──────── EXCERPTED TEXT

TORQUE Resource Manager
3. "Bad UID for job execution" error in job submissions
4. Assigning number of processors each node contains
Problem:
Node state down
When I run the command, pbsnodes -a, the state of all nodes is down.
Solutions:
1. Check to see if the moms are running on each compute node:
Type ps -ef|grep pbs_mom.
If no mom is running on the node, run pbs_mom.
Restart the pbs_server and check pbsnodes -a.
2. Check that the config file on each node is correctly pointing to the Host node.
For each compute host, the MOM server must be configured to trust the pbs_server daemon. In TORQUE 2.0.0p4 and earlier, this is done by creating the “$(TORQUECFG)/mom_priv/config” file and setting the $pbsserver parameter.
$pbsserver headnode # note: hostname running pbs_server |
In TORQUE 2.0.0p5 and later, this can also be done by creating the "$(TORQUECFG)/server_name" file and placing the server hostname inside.
| hostnode |
3. Check to see if your server can ping your mom by hostname and that your mom can ping your server by hostname.
4. If you have a firewall in place, make sure ports 15,000-15,004 are open.
Problem:
Missing Nodes
When I run pbsnodes -a all of my nodes are not displayed.
Solutions:
1. Add a node by typing qmgr -c "create node (name)".
2. Check the nodes file on the host node located at "$(TORQUECFG)/server_priv/nodes" to make sure all the nodes are listed.
If they are not, add the nodes, restart the pbs_server and run pbsnodes -a again to check if the missing nodes are now displayed.
node001 |
2 If the node state is down, see question #1.
3. Problem:
"Bad UID for job execution" error in job submissions
As root, I submit a job using the qsub command. I receive an error when doing so: "Bad UID for job execution."
Solution:
1. TORQUE does not allow job submissions from root. Switch to another user and submit the job again.
2. You must submit the job from a node that is allowed to submit jobs. By default, the head node can do this. To submit a job from another node, see the acl_hosts parameter.
4. Problem:
Assigning number of processors each node contains
My nodes have dual processors, but TORQUE only displays one processor.
Solution:
1. You must configure TORQUE to recognize the node as having more than one processor. You can accomplish this by one of two ways.
Run the command qmgr -c "set node [name] np=[number of procs].
or
In the "$TORQUECFG/server_priv/nodes" file, add np=[number of procs] on the line next to the node name.
Restart the pbs_server and run pbsnodes -a again.
node001 np=2 |

────────────────

AIM OF THE TASK: In the TORQUE troubleshooting text, condense the paragraph beginning "For each compute host" into a brief list that keeps its main facts. The data that follows is separate material and is not part of the TORQUE troubleshooting text.

──────── DATASET EXTRACT

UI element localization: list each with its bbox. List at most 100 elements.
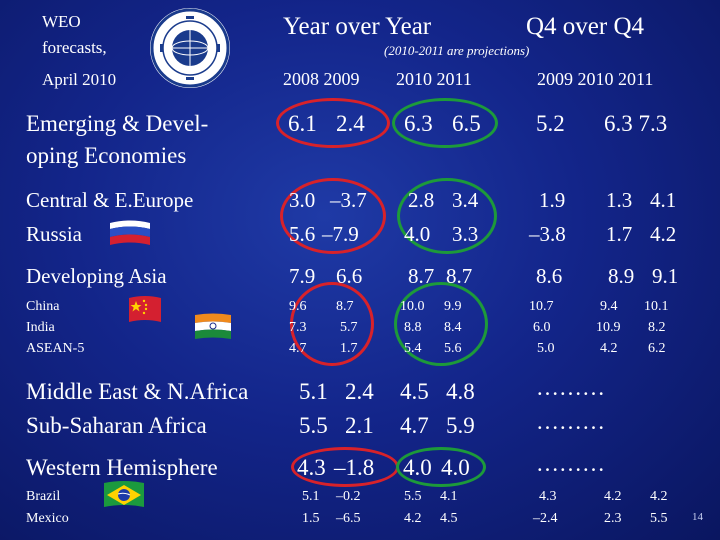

────────────────

EXERCISE SOLUTION:
- Each compute host's MOM server must be configured to trust the pbs_server daemon.
- In TORQUE 2.0.0p4 and earlier, this is done by creating the "$(TORQUECFG)/mom_priv/config" file and setting the $pbsserver parameter.